### STATED PROBLEM
Single out the lines that include the word "text". Copy them.

__________________________________________________

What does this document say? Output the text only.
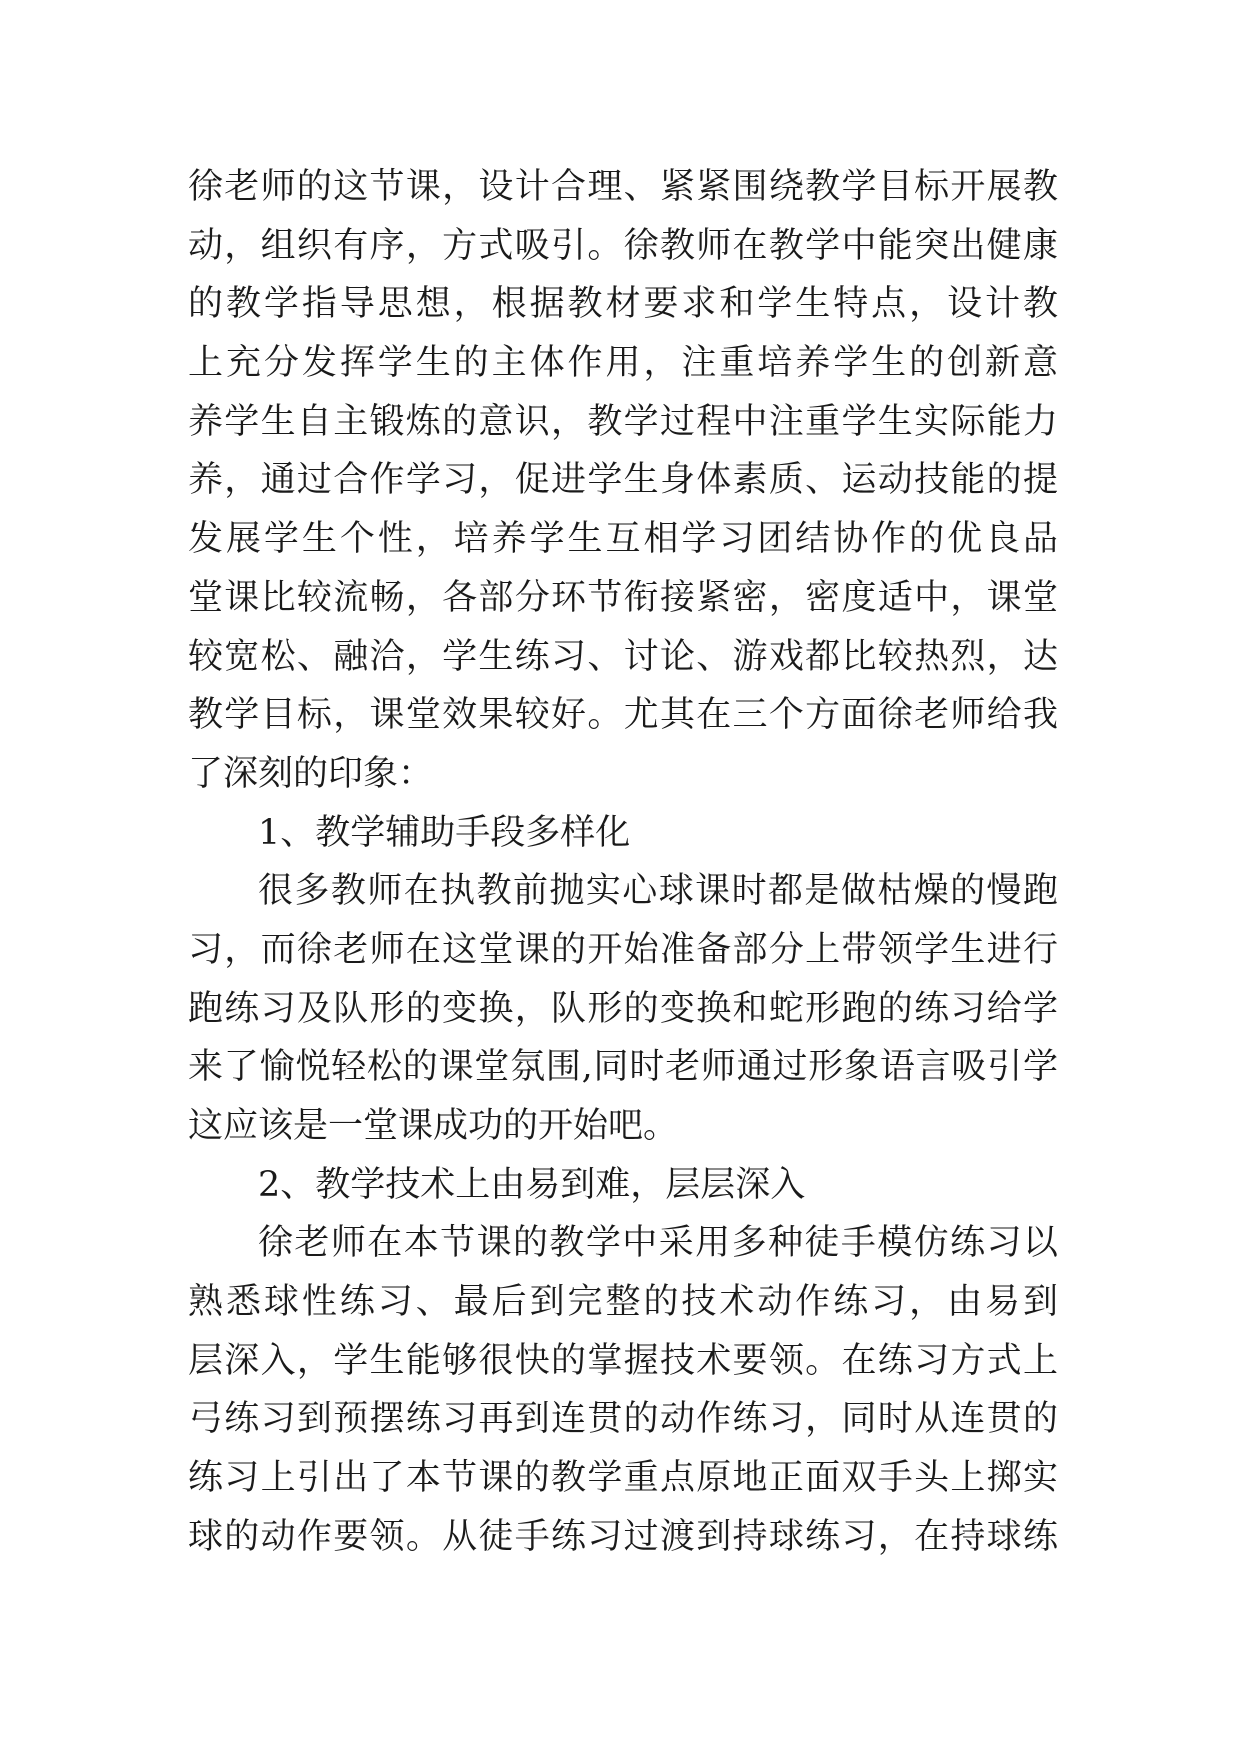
徐老师的这节课，设计合理、紧紧围绕教学目标开展教
动，组织有序，方式吸引。徐教师在教学中能突出健康
的教学指导思想，根据教材要求和学生特点，设计教
上充分发挥学生的主体作用，注重培养学生的创新意
养学生自主锻炼的意识，教学过程中注重学生实际能力
养，通过合作学习，促进学生身体素质、运动技能的提
发展学生个性，培养学生互相学习团结协作的优良品
堂课比较流畅，各部分环节衔接紧密，密度适中，课堂
较宽松、融洽，学生练习、讨论、游戏都比较热烈，达
教学目标，课堂效果较好。尤其在三个方面徐老师给我
了深刻的印象：
1、教学辅助手段多样化
很多教师在执教前抛实心球课时都是做枯燥的慢跑
习，而徐老师在这堂课的开始准备部分上带领学生进行
跑练习及队形的变换，队形的变换和蛇形跑的练习给学
来了愉悦轻松的课堂氛围,同时老师通过形象语言吸引学
这应该是一堂课成功的开始吧。
2、教学技术上由易到难，层层深入
徐老师在本节课的教学中采用多种徒手模仿练习以
熟悉球性练习、最后到完整的技术动作练习，由易到
层深入，学生能够很快的掌握技术要领。在练习方式上
弓练习到预摆练习再到连贯的动作练习，同时从连贯的
练习上引出了本节课的教学重点原地正面双手头上掷实
球的动作要领。从徒手练习过渡到持球练习，在持球练
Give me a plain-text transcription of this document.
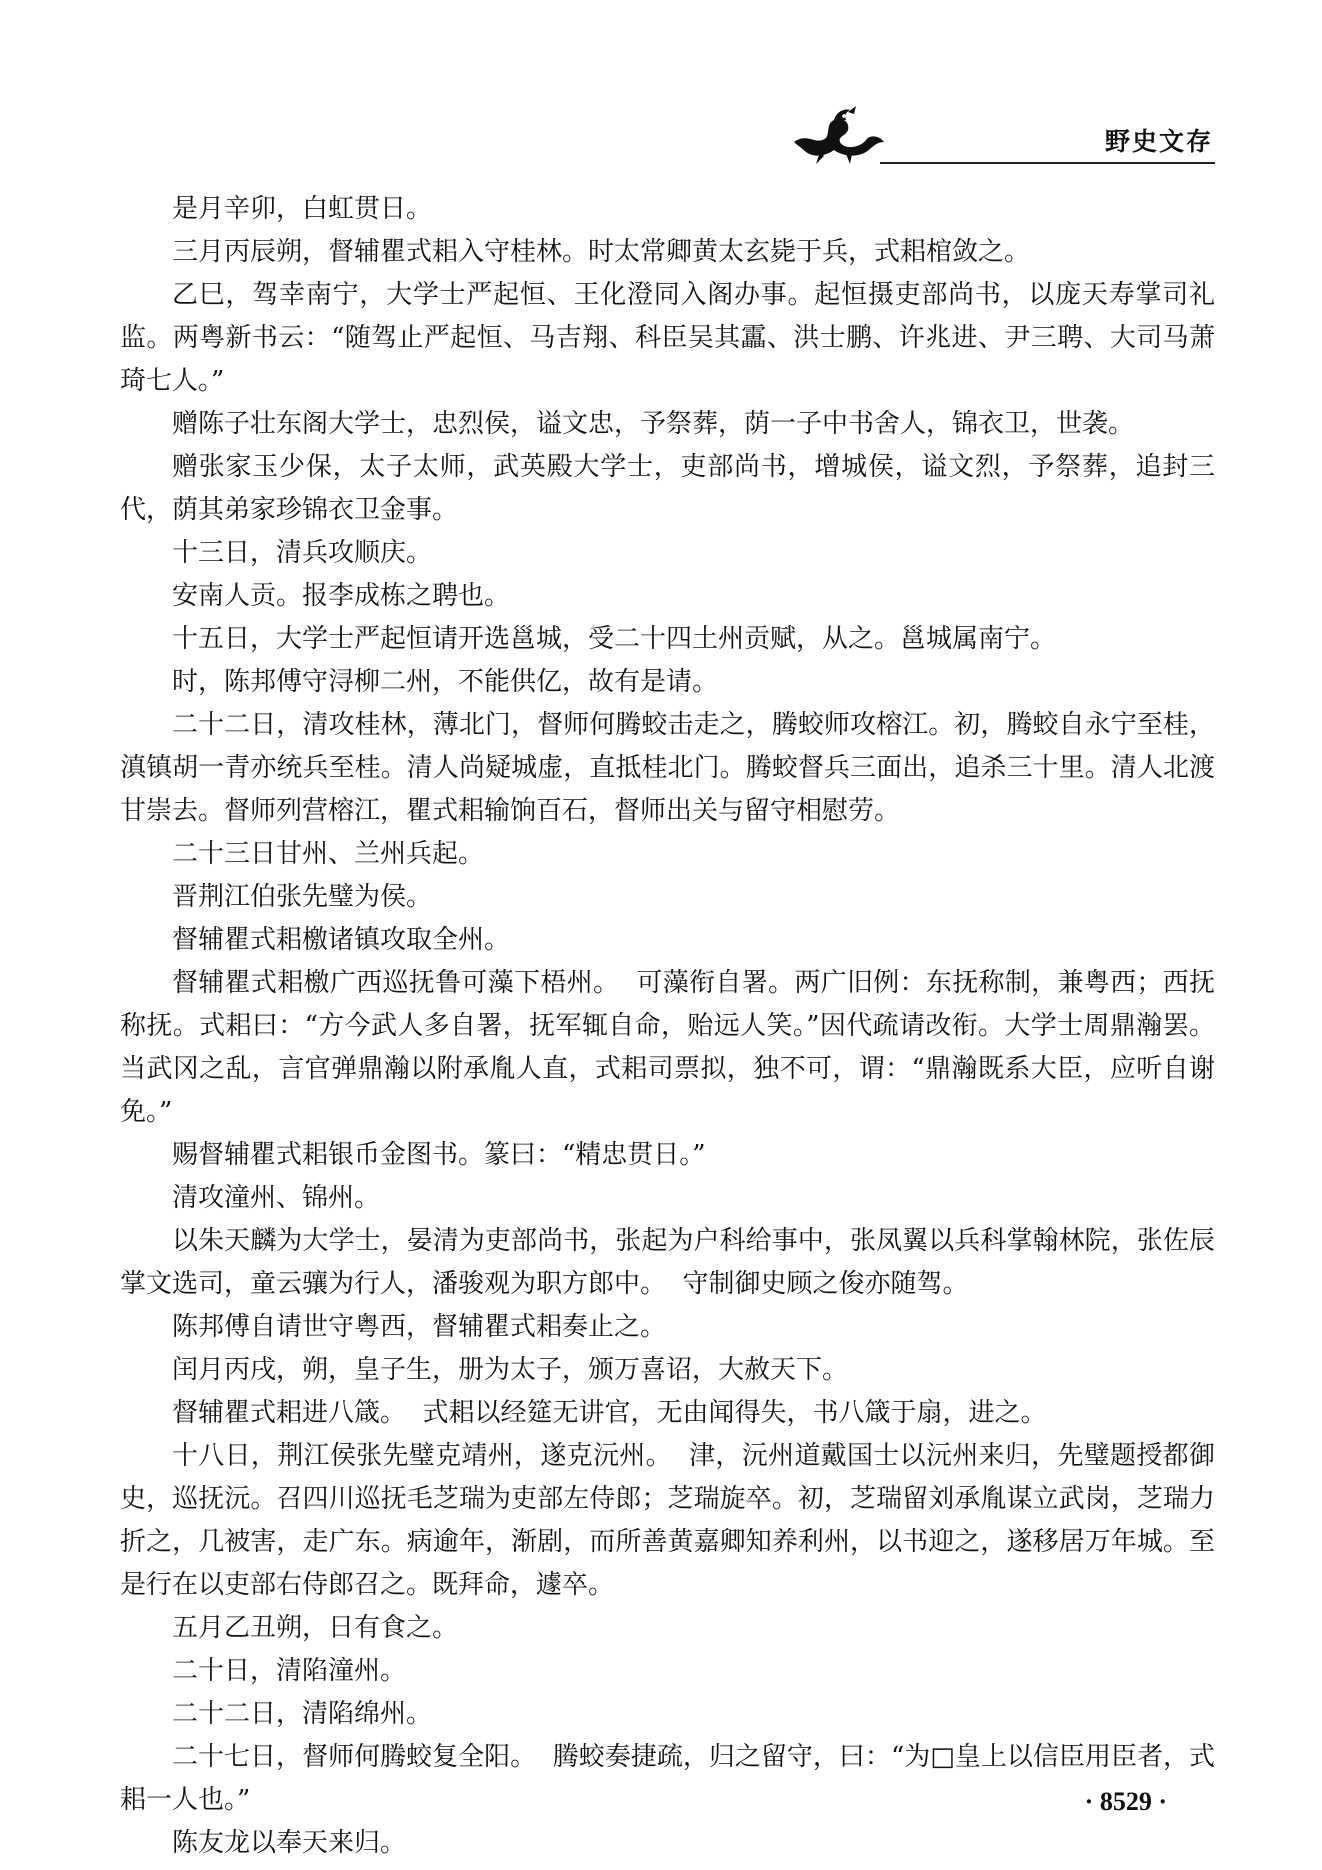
野史文存

是月辛卯，白虹贯日。

三月丙辰朔，督辅瞿式耜入守桂林。时太常卿黄太玄毙于兵，式耜棺敛之。

乙巳，驾幸南宁，大学士严起恒、王化澄同入阁办事。起恒摄吏部尚书，以庞天寿掌司礼监。两粤新书云：“随驾止严起恒、马吉翔、科臣吴其靁、洪士鹏、许兆进、尹三聘、大司马萧琦七人。”

赠陈子壮东阁大学士，忠烈侯，谥文忠，予祭葬，荫一子中书舍人，锦衣卫，世袭。

赠张家玉少保，太子太师，武英殿大学士，吏部尚书，增城侯，谥文烈，予祭葬，追封三代，荫其弟家珍锦衣卫金事。

十三日，清兵攻顺庆。

安南人贡。报李成栋之聘也。

十五日，大学士严起恒请开选邕城，受二十四土州贡赋，从之。邕城属南宁。

时，陈邦傅守浔柳二州，不能供亿，故有是请。

二十二日，清攻桂林，薄北门，督师何腾蛟击走之，腾蛟师攻榕江。初，腾蛟自永宁至桂，滇镇胡一青亦统兵至桂。清人尚疑城虚，直抵桂北门。腾蛟督兵三面出，追杀三十里。清人北渡甘崇去。督师列营榕江，瞿式耜输饷百石，督师出关与留守相慰劳。

二十三日甘州、兰州兵起。

晋荆江伯张先璧为侯。

督辅瞿式耜檄诸镇攻取全州。

督辅瞿式耜檄广西巡抚鲁可藻下梧州。  可藻衔自署。两广旧例：东抚称制，兼粤西；西抚称抚。式耜曰：“方今武人多自署，抚军辄自命，贻远人笑。”因代疏请改衔。大学士周鼎瀚罢。  当武冈之乱，言官弹鼎瀚以附承胤人直，式耜司票拟，独不可，谓：“鼎瀚既系大臣，应听自谢免。”

赐督辅瞿式耜银币金图书。篆曰：“精忠贯日。”

清攻潼州、锦州。

以朱天麟为大学士，晏清为吏部尚书，张起为户科给事中，张凤翼以兵科掌翰林院，张佐辰掌文选司，童云骧为行人，潘骏观为职方郎中。  守制御史顾之俊亦随驾。

陈邦傅自请世守粤西，督辅瞿式耜奏止之。

闰月丙戌，朔，皇子生，册为太子，颁万喜诏，大赦天下。

督辅瞿式耜进八箴。  式耜以经筵无讲官，无由闻得失，书八箴于扇，进之。

十八日，荆江侯张先璧克靖州，遂克沅州。  津，沅州道戴国士以沅州来归，先璧题授都御史，巡抚沅。召四川巡抚毛芝瑞为吏部左侍郎；芝瑞旋卒。初，芝瑞留刘承胤谋立武岗，芝瑞力折之，几被害，走广东。病逾年，渐剧，而所善黄嘉卿知养利州，以书迎之，遂移居万年城。至是行在以吏部右侍郎召之。既拜命，遽卒。

五月乙丑朔，日有食之。

二十日，清陷潼州。

二十二日，清陷绵州。

二十七日，督师何腾蛟复全阳。  腾蛟奏捷疏，归之留守，曰：“为□皇上以信臣用臣者，式耜一人也。”

陈友龙以奉天来归。

· 8529 ·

__________________________________________________

### EXERCISE OUTPUT
What does this document say? Output the text only.
Give me a plain-text transcription of this document.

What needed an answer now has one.